• _WHAT TO DO_
Review the material and extract every line in which the word "category" occurs.

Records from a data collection
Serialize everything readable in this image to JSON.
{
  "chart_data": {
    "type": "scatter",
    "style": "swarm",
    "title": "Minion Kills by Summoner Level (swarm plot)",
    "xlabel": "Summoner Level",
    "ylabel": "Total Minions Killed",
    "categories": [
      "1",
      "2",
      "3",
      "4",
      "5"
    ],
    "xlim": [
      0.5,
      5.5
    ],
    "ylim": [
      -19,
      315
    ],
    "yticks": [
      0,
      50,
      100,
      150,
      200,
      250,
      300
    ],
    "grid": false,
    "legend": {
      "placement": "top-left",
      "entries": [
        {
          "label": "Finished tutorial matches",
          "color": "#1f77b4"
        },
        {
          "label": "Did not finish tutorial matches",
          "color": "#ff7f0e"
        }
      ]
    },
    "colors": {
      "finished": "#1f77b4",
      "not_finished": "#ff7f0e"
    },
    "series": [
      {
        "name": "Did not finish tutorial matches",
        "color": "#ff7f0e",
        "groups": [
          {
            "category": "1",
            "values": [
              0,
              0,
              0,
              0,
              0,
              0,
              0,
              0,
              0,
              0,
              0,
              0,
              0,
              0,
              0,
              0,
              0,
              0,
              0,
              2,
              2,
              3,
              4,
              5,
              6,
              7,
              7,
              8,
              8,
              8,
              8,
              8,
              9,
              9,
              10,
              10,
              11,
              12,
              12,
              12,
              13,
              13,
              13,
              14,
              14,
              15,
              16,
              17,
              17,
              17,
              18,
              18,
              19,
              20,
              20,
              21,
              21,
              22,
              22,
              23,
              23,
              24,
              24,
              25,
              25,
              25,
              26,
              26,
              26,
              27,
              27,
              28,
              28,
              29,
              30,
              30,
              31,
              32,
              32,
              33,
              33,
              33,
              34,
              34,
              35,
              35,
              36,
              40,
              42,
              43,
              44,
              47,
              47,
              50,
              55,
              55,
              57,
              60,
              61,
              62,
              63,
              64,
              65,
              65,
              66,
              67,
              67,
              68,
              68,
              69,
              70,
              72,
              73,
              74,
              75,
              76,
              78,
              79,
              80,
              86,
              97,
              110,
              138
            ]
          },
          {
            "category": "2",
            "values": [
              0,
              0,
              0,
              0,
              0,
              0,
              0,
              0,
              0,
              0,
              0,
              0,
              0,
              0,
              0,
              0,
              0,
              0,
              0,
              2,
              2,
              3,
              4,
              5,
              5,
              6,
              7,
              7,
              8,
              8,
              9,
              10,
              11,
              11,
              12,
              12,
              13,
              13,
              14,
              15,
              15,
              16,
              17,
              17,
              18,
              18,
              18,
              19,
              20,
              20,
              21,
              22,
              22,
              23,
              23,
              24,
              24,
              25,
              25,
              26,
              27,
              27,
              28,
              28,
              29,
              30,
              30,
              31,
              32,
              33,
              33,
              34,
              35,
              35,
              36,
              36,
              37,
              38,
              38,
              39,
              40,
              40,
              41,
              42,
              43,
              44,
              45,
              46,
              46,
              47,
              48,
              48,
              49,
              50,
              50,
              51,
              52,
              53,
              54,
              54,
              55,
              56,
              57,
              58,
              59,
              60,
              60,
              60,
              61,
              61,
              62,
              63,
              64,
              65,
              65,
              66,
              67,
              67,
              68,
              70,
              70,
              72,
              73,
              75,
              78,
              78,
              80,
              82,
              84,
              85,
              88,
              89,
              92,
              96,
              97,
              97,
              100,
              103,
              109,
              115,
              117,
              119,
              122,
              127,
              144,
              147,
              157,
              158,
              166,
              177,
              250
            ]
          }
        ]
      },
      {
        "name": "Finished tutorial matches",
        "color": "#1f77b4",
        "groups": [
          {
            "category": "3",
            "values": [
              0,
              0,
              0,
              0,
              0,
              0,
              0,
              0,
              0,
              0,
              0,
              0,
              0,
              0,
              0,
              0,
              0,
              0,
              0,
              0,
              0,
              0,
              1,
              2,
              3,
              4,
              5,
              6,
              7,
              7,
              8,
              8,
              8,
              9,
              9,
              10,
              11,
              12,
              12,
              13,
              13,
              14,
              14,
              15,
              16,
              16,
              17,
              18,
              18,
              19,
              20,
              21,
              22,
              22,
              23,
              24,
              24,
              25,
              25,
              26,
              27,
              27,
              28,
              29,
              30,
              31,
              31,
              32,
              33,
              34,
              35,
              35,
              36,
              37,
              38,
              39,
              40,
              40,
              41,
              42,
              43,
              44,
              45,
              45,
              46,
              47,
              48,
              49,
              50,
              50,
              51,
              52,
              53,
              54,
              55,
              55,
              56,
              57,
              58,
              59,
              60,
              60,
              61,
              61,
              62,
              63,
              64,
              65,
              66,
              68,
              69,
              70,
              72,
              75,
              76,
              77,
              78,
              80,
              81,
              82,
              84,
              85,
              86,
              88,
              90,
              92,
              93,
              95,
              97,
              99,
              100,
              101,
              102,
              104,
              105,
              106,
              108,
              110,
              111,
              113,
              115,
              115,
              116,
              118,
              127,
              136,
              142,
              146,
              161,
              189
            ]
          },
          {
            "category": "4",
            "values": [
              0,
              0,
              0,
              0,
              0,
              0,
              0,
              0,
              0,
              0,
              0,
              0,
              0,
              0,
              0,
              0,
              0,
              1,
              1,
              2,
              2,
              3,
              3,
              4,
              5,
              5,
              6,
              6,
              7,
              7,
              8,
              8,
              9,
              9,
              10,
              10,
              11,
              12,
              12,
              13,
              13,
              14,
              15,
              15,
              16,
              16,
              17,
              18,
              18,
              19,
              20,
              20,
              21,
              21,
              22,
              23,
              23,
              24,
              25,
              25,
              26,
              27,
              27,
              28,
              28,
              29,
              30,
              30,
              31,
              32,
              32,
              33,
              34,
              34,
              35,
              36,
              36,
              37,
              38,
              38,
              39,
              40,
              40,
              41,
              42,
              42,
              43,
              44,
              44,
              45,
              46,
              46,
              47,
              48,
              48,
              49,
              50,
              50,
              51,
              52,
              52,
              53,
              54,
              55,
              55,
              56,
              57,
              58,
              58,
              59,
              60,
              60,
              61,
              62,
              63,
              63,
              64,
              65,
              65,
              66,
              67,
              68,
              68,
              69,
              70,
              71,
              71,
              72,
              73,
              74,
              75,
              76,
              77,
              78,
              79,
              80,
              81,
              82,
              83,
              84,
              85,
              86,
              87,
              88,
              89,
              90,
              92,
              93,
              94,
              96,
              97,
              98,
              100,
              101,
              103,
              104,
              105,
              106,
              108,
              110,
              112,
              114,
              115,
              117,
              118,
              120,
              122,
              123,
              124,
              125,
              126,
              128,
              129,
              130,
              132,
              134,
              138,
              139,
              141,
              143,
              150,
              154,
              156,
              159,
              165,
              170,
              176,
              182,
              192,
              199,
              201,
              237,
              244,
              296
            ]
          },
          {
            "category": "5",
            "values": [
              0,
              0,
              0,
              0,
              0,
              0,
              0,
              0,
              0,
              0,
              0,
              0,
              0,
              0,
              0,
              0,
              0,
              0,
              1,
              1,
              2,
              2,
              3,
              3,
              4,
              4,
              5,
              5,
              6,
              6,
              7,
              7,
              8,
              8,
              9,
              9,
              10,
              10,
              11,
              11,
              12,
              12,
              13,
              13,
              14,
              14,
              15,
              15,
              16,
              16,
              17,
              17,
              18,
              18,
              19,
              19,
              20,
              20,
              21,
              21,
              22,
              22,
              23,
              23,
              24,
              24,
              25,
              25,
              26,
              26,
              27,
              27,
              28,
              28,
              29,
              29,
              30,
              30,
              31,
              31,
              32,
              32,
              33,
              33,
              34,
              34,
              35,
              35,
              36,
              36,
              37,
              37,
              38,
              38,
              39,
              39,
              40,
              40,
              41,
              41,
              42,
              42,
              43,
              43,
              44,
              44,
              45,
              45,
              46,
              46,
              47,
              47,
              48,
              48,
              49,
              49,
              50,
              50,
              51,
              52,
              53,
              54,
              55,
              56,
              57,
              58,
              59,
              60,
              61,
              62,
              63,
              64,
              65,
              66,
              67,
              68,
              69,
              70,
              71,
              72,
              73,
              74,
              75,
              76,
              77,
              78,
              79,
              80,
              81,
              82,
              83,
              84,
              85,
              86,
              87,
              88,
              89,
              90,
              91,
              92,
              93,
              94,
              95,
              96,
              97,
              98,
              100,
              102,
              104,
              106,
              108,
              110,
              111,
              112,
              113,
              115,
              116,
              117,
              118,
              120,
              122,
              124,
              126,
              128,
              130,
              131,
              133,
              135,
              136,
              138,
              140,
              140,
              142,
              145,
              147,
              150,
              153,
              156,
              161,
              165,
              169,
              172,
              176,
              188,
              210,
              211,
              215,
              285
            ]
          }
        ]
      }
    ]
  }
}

• _FULL RESPONSE_
            "category": "1",
            "category": "2",
            "category": "3",
            "category": "4",
            "category": "5",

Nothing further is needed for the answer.